» **Items from a dataset**:

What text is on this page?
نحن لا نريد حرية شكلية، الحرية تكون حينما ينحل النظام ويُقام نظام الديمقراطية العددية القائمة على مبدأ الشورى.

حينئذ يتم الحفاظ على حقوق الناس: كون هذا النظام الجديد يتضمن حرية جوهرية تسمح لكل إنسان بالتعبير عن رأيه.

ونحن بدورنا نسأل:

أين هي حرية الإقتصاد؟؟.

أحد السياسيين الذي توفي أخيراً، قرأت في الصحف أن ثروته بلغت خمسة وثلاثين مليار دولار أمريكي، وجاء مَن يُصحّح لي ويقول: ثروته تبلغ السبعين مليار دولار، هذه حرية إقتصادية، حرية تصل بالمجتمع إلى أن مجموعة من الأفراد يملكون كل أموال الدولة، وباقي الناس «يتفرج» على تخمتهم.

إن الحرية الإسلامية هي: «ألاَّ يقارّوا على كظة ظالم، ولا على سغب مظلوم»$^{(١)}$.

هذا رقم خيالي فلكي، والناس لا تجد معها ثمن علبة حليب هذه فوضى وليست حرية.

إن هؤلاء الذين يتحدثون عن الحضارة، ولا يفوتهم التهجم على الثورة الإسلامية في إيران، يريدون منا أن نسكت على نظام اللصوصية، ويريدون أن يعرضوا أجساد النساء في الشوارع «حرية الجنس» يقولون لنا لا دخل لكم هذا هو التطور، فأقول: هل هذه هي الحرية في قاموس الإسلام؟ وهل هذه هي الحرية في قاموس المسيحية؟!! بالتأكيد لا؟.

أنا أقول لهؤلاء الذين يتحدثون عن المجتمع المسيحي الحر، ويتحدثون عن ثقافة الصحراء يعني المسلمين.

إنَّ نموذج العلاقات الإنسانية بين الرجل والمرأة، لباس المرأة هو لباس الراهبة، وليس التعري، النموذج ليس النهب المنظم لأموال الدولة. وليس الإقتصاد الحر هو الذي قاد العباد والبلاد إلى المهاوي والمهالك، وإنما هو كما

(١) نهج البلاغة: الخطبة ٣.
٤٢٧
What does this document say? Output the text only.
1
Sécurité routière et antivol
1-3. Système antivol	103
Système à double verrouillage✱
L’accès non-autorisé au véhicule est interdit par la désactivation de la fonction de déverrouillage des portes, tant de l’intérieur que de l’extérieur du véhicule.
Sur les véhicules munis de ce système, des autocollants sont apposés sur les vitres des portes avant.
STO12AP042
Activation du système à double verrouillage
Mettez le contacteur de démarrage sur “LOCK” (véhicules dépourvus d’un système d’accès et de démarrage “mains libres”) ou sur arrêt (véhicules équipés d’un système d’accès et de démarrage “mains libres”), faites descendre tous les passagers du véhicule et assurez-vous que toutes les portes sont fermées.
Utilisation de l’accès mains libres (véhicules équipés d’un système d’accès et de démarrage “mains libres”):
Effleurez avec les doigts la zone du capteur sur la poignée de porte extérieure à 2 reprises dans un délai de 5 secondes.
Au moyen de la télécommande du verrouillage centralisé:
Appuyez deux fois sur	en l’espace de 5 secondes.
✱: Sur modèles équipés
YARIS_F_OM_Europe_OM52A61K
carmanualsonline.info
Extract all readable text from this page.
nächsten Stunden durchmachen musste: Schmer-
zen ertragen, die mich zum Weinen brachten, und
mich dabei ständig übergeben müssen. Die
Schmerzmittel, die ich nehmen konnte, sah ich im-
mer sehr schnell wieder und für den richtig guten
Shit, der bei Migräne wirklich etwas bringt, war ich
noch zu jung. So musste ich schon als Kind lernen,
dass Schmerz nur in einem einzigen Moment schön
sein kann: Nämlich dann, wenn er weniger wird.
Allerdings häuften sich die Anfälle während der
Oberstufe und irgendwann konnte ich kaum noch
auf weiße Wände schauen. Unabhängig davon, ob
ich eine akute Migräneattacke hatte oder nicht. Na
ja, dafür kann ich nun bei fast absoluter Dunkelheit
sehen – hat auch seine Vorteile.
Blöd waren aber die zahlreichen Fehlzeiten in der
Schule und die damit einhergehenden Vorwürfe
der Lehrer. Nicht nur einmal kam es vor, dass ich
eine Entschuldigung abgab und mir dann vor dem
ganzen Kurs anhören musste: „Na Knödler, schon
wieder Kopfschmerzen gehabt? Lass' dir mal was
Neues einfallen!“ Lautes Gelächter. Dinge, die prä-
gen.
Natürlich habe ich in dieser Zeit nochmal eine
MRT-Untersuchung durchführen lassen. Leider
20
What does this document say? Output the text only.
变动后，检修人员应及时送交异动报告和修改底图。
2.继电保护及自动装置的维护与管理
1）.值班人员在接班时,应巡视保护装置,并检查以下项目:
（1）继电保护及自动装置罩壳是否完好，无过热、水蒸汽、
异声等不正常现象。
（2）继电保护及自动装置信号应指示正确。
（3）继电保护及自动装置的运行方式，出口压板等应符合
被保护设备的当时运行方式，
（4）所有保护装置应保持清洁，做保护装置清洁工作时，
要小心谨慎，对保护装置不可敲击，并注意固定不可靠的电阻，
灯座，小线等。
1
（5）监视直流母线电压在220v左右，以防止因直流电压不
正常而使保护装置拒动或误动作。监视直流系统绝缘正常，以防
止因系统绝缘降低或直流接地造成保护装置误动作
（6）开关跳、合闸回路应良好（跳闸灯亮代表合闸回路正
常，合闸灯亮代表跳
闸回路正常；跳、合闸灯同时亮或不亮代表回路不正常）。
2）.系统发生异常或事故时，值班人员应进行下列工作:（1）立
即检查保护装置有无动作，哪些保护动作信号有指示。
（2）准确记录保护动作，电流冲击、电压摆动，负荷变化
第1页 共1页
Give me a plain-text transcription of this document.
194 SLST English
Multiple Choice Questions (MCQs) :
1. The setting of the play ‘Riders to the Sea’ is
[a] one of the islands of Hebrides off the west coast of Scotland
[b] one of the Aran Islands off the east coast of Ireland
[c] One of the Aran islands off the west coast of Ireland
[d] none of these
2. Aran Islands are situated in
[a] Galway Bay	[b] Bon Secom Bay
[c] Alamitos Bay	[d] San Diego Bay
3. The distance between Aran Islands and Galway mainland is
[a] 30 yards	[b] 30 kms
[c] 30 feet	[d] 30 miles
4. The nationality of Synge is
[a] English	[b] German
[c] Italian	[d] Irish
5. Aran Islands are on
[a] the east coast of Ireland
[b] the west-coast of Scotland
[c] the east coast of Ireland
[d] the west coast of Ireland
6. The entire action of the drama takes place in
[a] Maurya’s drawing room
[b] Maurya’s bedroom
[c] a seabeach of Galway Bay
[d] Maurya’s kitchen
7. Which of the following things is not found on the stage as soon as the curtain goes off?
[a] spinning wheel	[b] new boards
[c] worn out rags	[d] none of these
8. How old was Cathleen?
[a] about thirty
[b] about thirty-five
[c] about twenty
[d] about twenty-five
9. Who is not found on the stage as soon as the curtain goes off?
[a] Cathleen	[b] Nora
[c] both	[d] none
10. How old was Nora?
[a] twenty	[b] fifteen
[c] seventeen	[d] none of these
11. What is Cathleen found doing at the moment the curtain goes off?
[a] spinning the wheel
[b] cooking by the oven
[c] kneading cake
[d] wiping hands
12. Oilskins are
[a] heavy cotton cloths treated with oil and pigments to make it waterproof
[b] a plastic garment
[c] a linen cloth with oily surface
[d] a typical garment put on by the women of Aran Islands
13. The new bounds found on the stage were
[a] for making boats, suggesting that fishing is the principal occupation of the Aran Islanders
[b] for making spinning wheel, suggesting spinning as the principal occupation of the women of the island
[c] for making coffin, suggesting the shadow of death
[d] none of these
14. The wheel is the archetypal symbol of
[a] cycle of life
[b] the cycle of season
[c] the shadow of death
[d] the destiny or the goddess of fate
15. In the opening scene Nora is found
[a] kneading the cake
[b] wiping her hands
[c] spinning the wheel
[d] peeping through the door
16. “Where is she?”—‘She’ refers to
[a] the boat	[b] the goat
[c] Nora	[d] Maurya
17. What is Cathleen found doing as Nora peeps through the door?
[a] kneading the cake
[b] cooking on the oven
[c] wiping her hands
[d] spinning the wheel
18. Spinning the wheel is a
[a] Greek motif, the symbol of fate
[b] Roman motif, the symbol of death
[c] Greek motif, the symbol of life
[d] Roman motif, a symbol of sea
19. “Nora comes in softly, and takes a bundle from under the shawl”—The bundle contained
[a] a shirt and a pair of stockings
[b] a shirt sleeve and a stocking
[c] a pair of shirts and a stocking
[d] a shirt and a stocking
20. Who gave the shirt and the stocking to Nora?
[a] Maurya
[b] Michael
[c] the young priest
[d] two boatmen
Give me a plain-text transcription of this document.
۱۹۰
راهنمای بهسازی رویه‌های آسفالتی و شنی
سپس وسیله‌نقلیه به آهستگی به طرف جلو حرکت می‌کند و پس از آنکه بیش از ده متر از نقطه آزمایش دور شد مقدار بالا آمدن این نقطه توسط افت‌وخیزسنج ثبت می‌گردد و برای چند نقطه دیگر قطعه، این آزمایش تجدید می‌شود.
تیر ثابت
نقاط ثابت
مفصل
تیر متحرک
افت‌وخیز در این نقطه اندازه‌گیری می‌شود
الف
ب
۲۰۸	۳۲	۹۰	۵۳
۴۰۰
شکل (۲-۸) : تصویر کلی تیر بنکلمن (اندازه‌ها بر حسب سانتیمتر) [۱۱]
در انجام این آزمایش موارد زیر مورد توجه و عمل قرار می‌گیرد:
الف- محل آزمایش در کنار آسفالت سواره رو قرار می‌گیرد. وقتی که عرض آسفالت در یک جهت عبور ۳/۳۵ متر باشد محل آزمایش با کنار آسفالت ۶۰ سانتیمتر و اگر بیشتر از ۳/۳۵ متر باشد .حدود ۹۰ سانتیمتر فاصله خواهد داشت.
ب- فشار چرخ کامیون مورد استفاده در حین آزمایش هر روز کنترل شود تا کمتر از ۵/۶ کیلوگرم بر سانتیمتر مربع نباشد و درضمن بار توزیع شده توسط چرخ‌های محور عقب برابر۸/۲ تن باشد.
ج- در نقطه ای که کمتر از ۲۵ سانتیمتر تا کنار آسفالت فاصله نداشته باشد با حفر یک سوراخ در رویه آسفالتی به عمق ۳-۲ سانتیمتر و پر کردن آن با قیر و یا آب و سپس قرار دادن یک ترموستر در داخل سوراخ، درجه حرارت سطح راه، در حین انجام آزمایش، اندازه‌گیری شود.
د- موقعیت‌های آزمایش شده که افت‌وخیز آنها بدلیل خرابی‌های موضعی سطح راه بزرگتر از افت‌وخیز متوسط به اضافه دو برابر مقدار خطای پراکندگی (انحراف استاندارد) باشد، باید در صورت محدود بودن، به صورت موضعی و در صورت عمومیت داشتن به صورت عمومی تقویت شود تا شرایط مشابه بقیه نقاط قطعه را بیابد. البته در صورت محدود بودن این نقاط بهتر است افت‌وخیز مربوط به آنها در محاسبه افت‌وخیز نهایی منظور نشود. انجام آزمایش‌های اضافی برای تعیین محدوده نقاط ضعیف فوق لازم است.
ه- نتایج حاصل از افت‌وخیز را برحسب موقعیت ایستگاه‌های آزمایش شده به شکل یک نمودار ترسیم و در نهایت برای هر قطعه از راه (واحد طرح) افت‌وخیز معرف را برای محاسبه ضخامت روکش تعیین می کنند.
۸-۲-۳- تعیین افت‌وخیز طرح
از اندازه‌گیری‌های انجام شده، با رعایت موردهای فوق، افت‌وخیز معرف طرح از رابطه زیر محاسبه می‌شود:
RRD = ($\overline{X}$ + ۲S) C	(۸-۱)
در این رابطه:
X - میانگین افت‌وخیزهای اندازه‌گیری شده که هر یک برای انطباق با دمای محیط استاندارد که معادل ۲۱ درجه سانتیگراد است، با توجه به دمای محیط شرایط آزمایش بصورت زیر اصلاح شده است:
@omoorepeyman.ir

» **Stated exercise**:
Gather from the records above every line containing the string "women".

» **Solution**:
[d] a typical garment put on by the women of Aran Islands
[b] for making spinning wheel, suggesting spinning as the principal occupation of the women of the island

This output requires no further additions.